**Task goal**
Write the data out again, character for character, with no images.

**Data in this exercise**
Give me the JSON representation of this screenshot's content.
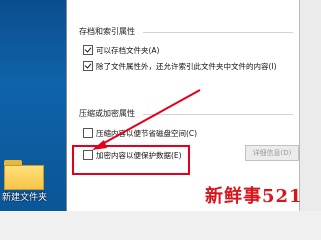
{
  "desktop": {
    "folder_label": "新建文件夹"
  },
  "dialog": {
    "top_label": "",
    "archive_group": {
      "title": "存档和索引属性",
      "option1": "可以存档文件夹(A)",
      "option2": "除了文件属性外，还允许索引此文件夹中文件的内容(I)"
    },
    "compress_group": {
      "title": "压缩或加密属性",
      "option1": "压缩内容以便节省磁盘空间(C)",
      "option2": "加密内容以便保护数据(E)",
      "details_button": "详细信息(D)"
    }
  },
  "overlay": {
    "watermark": "新鲜事521",
    "accent_color": "#e4001b"
  }
}
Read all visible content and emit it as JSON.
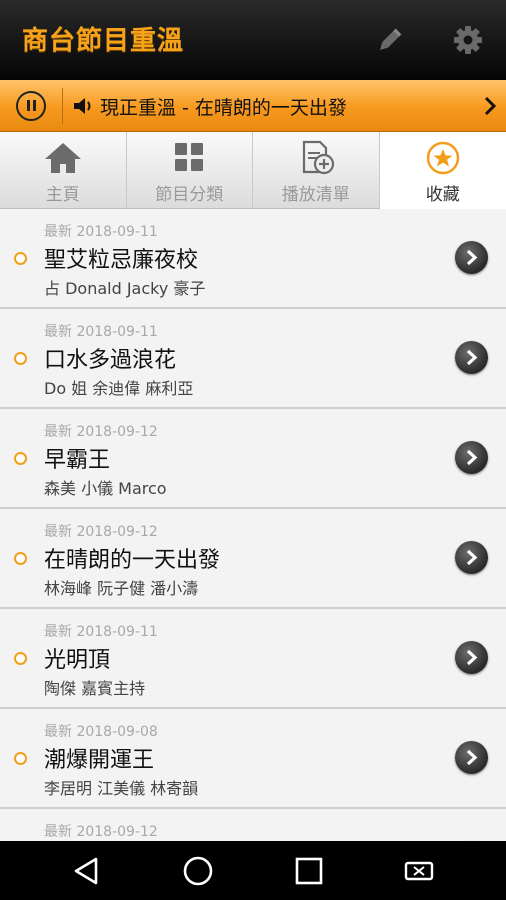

**Solution to the problem**
Give me the JSON representation of this screenshot's content.
{
  "desktop": {
    "folder_label": "新建文件夹"
  },
  "dialog": {
    "top_label": "",
    "archive_group": {
      "title": "存档和索引属性",
      "option1": "可以存档文件夹(A)",
      "option2": "除了文件属性外，还允许索引此文件夹中文件的内容(I)"
    },
    "compress_group": {
      "title": "压缩或加密属性",
      "option1": "压缩内容以便节省磁盘空间(C)",
      "option2": "加密内容以便保护数据(E)",
      "details_button": "详细信息(D)"
    }
  },
  "overlay": {
    "watermark": "新鲜事521",
    "accent_color": "#e4001b"
  }
}
Read all visible content and emit it as JSON.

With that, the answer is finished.